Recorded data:
┌──

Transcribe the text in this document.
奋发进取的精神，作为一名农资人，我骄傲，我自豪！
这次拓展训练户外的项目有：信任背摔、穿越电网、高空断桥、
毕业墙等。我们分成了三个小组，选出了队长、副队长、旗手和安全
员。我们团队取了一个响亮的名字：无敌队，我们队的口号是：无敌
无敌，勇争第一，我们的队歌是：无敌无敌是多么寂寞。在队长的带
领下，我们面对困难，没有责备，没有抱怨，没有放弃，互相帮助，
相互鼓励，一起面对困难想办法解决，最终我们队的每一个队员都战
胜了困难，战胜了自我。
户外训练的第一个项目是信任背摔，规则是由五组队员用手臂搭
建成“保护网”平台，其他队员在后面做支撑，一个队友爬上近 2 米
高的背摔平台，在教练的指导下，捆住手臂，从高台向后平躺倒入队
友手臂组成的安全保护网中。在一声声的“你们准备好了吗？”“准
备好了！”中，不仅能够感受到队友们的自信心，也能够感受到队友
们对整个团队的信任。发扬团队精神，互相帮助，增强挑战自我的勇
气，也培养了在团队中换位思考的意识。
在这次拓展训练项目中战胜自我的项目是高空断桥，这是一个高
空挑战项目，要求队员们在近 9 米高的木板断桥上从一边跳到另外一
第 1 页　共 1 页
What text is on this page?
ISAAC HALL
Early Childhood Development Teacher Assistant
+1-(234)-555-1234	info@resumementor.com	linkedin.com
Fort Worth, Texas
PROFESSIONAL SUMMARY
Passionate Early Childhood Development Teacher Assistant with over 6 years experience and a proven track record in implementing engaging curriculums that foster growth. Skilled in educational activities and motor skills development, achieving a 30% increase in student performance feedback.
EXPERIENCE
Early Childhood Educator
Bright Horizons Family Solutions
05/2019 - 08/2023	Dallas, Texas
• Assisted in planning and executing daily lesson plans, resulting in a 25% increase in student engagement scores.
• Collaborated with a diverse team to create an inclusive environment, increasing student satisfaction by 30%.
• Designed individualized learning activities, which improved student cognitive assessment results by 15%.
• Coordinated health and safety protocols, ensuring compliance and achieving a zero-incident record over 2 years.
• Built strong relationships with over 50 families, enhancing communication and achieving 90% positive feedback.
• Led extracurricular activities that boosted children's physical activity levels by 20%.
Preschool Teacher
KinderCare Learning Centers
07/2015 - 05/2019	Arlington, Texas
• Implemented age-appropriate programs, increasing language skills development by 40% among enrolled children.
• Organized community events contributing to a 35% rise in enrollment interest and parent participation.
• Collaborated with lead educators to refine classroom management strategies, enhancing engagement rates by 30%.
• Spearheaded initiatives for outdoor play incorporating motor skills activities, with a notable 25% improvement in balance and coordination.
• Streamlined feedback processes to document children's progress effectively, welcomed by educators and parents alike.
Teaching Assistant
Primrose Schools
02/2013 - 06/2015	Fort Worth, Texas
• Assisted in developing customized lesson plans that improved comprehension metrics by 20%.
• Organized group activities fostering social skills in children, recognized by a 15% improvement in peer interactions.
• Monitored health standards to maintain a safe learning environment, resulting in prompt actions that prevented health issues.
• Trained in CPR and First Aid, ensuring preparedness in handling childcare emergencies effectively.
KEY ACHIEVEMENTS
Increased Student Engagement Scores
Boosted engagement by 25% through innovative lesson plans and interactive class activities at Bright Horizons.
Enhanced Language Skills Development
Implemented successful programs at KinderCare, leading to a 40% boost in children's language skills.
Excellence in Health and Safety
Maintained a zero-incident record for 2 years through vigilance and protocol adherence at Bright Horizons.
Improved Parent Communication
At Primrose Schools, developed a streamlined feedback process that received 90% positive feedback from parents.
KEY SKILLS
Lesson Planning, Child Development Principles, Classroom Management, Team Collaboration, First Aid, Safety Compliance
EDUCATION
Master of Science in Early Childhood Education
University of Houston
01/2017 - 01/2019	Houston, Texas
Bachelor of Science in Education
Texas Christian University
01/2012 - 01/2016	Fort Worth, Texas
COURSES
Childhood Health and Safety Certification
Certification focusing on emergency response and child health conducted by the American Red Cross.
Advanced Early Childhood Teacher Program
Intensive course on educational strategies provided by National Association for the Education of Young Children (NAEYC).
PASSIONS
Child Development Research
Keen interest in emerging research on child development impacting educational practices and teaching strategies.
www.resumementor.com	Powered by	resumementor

└──

Stated exercise:
Copy all lines from the material that include "interest".

Exercise solution:
• Organized community events contributing to a 35% rise in enrollment interest and parent participation.
Keen interest in emerging research on child development impacting educational practices and teaching strategies.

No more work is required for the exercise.